WHAT THE TASK ASKS: Tally every line of the material that includes "представителни", then give the tally and nothing else.

Stored data entries:
○ ○ ○

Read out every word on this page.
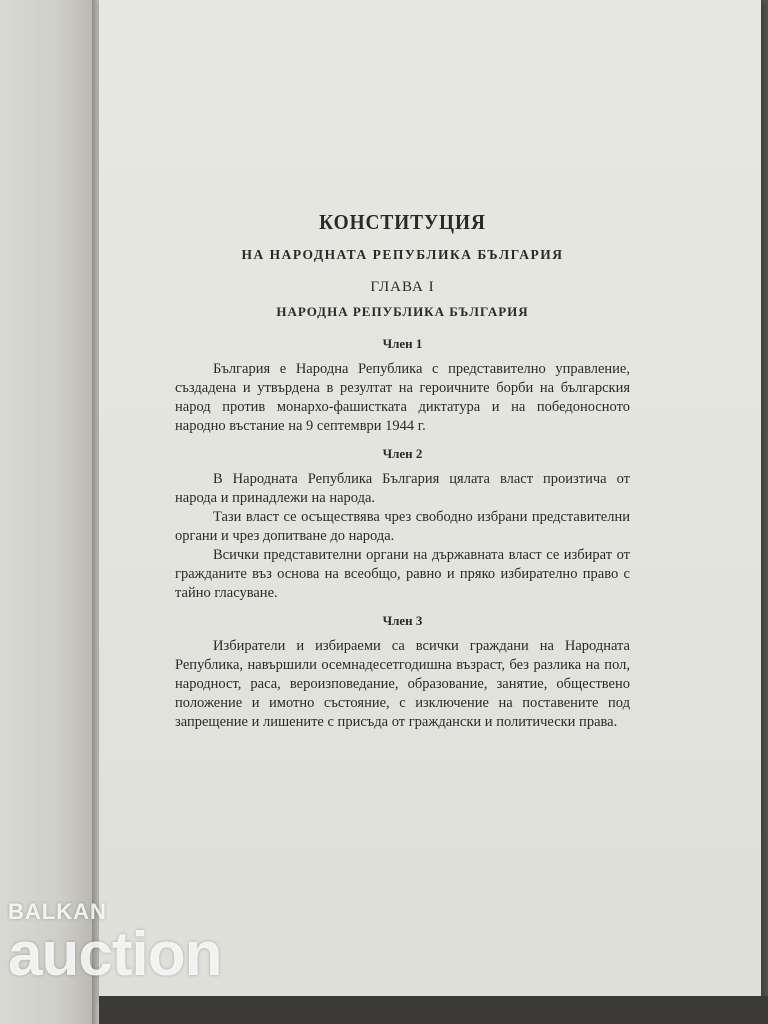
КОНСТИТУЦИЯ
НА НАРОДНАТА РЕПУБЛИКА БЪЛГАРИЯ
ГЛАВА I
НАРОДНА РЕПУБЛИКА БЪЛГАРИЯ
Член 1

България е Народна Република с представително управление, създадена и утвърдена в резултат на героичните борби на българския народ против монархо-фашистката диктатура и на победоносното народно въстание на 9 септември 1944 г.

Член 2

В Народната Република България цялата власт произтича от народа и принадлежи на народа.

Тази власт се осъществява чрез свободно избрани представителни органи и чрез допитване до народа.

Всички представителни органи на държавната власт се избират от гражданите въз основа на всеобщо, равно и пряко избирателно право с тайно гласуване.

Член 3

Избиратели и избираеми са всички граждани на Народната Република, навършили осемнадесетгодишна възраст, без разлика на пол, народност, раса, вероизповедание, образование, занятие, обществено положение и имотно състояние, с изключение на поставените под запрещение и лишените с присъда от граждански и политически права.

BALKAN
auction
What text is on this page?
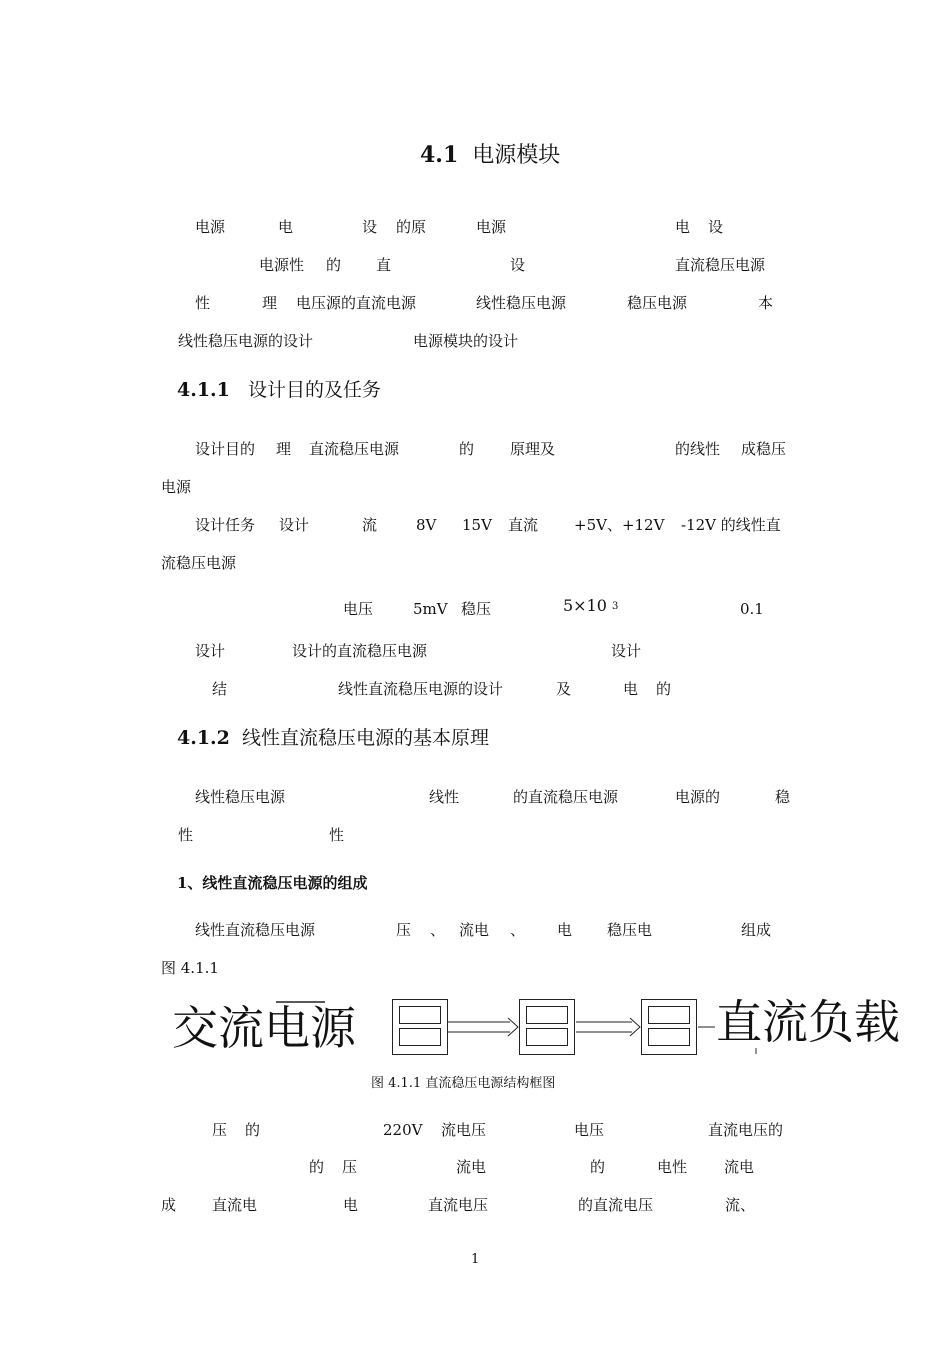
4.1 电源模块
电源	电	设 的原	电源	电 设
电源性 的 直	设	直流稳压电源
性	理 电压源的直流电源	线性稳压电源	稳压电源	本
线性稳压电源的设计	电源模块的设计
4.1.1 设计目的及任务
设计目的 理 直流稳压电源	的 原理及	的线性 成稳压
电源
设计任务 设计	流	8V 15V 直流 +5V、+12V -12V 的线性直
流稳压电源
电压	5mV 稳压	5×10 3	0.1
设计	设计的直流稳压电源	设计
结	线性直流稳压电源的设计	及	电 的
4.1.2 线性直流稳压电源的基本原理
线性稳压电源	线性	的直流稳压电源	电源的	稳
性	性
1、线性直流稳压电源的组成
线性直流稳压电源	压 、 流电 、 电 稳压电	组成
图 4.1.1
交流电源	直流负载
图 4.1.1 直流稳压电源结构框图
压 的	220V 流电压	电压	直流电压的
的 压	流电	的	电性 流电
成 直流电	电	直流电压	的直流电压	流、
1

○ ○ ○

SOLUTION FOR THIS PROBLEM: 2